Records from a collection

------------------------------------------------------------------------

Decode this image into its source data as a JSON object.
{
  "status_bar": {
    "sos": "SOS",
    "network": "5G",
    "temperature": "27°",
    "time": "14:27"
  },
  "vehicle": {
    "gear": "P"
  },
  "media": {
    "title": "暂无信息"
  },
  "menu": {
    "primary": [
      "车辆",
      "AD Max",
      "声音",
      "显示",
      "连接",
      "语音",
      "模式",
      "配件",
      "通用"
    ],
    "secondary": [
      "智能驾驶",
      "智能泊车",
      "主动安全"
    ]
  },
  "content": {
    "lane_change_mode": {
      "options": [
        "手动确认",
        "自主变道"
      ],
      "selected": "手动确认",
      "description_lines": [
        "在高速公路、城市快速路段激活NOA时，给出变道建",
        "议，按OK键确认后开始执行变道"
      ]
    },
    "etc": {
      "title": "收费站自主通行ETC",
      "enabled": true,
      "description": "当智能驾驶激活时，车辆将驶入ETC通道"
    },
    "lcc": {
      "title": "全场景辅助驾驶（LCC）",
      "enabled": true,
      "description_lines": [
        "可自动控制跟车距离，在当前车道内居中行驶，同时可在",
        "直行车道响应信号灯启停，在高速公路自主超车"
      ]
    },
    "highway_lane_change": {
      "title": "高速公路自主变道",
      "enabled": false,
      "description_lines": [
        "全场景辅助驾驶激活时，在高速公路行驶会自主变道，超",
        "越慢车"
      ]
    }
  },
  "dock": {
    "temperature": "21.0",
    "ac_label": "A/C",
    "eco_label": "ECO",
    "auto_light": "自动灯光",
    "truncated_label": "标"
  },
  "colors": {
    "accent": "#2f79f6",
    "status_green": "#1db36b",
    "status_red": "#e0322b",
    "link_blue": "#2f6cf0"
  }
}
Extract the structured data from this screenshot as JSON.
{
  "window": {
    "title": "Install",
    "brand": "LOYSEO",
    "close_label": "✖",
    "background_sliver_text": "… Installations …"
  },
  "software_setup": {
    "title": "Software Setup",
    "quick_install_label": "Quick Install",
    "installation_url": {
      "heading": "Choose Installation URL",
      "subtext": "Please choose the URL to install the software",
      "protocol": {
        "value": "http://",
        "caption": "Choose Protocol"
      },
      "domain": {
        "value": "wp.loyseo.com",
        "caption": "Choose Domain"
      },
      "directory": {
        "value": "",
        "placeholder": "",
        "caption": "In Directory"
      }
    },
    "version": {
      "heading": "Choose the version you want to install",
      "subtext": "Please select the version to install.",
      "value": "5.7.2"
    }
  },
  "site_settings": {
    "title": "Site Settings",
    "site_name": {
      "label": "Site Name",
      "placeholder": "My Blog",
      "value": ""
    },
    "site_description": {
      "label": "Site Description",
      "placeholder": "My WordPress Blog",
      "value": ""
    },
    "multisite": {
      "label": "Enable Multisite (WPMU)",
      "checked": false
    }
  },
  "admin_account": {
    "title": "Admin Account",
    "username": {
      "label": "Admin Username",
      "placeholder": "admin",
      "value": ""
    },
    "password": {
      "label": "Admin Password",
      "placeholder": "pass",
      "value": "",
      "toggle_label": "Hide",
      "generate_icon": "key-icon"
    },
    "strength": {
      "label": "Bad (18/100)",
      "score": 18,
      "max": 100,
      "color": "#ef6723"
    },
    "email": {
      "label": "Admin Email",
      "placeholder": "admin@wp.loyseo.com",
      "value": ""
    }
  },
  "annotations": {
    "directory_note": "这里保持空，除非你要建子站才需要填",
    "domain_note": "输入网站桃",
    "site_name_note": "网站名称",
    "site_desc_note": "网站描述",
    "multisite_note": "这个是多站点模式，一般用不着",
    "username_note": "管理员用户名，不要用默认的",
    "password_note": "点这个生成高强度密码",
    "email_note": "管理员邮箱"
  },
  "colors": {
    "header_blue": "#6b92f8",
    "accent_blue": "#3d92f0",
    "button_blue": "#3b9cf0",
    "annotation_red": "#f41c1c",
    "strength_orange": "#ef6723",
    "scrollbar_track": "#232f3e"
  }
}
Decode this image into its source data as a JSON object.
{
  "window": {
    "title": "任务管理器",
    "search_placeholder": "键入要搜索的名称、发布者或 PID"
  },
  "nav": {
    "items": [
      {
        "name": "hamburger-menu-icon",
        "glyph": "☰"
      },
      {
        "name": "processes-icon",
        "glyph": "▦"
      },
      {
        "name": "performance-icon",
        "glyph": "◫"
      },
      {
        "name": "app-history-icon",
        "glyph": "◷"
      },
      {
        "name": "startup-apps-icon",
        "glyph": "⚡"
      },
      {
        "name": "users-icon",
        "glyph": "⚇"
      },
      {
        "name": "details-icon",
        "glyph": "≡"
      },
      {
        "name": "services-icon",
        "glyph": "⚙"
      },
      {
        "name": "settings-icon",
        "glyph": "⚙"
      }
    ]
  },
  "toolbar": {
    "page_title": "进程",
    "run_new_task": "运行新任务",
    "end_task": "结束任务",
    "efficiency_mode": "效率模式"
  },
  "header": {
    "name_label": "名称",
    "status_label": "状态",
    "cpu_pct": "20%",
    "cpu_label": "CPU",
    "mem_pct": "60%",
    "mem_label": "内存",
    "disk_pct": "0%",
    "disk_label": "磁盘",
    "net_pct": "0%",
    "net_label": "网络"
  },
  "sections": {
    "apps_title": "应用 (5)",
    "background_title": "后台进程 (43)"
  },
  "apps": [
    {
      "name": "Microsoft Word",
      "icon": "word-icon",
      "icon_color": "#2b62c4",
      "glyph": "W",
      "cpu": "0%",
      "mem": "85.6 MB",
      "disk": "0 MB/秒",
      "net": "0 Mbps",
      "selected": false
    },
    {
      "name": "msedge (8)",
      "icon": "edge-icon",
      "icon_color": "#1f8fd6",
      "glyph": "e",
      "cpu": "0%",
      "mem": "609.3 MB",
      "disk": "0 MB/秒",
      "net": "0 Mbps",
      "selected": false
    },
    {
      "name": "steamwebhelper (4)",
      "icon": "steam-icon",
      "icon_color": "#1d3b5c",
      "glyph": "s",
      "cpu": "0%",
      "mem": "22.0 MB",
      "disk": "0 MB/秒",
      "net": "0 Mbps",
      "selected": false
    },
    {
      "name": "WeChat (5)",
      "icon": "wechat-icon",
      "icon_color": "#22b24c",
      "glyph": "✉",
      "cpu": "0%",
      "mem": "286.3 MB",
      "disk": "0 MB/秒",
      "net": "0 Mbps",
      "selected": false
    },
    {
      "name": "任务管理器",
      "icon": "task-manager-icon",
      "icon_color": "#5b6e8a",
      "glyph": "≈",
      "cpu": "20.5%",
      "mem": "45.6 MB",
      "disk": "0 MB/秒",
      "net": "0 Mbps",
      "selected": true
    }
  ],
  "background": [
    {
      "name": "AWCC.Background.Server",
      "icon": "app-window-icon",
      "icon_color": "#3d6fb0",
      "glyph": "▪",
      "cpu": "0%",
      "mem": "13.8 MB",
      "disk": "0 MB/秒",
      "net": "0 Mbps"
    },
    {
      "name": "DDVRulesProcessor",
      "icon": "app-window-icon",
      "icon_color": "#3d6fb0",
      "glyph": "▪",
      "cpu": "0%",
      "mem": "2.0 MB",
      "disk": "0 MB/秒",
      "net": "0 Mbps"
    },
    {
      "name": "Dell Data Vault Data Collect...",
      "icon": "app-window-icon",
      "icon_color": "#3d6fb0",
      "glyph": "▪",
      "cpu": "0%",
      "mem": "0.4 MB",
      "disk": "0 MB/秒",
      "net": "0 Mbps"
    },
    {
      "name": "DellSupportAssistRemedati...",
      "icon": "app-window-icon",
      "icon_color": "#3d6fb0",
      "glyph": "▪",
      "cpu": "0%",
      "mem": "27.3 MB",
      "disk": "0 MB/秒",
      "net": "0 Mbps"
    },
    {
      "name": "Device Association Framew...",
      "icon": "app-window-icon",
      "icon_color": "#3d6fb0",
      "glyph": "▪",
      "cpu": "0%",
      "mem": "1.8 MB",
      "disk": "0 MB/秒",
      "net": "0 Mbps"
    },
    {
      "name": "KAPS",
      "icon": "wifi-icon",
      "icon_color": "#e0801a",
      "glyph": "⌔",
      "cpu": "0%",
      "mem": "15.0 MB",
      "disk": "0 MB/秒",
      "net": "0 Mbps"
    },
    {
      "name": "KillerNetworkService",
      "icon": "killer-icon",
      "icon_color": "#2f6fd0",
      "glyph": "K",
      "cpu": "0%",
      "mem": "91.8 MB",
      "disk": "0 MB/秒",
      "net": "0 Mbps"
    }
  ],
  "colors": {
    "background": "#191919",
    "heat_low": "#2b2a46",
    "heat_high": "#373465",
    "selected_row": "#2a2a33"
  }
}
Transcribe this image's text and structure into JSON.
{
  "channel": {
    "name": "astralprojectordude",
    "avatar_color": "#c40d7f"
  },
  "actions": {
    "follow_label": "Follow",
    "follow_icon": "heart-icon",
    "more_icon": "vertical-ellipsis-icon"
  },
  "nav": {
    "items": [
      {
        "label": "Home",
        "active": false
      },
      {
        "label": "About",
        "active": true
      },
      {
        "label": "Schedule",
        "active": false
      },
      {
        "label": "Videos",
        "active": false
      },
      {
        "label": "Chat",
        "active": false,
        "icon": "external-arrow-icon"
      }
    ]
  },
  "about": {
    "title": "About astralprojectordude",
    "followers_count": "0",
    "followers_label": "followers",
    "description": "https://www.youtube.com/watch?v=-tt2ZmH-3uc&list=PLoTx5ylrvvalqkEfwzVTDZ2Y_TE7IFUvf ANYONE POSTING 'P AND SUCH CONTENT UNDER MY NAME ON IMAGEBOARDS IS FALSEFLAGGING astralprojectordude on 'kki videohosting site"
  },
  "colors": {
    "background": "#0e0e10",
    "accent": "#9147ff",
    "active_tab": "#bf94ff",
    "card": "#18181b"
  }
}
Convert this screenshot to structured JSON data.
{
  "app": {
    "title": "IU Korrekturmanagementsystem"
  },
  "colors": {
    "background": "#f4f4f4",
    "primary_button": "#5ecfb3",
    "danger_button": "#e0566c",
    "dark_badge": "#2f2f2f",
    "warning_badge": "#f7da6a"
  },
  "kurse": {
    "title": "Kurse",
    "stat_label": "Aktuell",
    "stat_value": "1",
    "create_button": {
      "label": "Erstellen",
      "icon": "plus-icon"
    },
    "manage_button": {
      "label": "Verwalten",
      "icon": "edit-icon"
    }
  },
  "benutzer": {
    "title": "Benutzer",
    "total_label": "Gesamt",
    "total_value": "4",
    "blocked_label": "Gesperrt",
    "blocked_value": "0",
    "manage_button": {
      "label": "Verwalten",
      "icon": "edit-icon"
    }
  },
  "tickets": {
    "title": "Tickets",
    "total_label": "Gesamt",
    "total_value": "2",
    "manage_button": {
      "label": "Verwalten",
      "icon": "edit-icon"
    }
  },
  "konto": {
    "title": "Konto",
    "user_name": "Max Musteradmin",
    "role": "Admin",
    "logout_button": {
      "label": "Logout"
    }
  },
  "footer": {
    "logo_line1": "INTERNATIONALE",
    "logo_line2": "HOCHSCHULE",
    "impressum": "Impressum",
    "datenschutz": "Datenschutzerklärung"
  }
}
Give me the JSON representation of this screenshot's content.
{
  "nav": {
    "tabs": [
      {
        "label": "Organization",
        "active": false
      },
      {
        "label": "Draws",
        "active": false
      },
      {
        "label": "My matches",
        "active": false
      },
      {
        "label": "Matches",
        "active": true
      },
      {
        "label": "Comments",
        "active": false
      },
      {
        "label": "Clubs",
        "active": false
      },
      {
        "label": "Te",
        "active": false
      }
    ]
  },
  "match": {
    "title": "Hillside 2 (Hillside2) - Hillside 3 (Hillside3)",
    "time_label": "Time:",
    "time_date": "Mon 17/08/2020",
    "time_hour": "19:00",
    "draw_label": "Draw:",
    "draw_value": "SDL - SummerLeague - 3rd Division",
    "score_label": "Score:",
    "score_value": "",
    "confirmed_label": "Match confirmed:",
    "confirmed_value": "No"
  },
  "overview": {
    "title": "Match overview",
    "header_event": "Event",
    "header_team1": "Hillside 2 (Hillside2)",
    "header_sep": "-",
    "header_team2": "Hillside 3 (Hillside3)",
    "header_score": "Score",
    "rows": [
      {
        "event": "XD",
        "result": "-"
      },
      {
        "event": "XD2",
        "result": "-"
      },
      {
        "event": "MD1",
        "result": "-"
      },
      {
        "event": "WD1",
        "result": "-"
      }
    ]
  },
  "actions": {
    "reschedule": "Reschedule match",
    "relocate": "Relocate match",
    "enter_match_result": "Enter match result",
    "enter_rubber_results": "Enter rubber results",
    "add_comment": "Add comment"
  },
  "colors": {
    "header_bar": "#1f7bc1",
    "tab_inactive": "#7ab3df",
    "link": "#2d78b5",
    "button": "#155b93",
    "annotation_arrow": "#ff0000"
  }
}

------------------------------------------------------------------------

REQUIRED WORK >> All lines holding the word "Blog" should be picked out and copied.

TASK SOLUTION >>
      "placeholder": "My Blog",
      "placeholder": "My WordPress Blog",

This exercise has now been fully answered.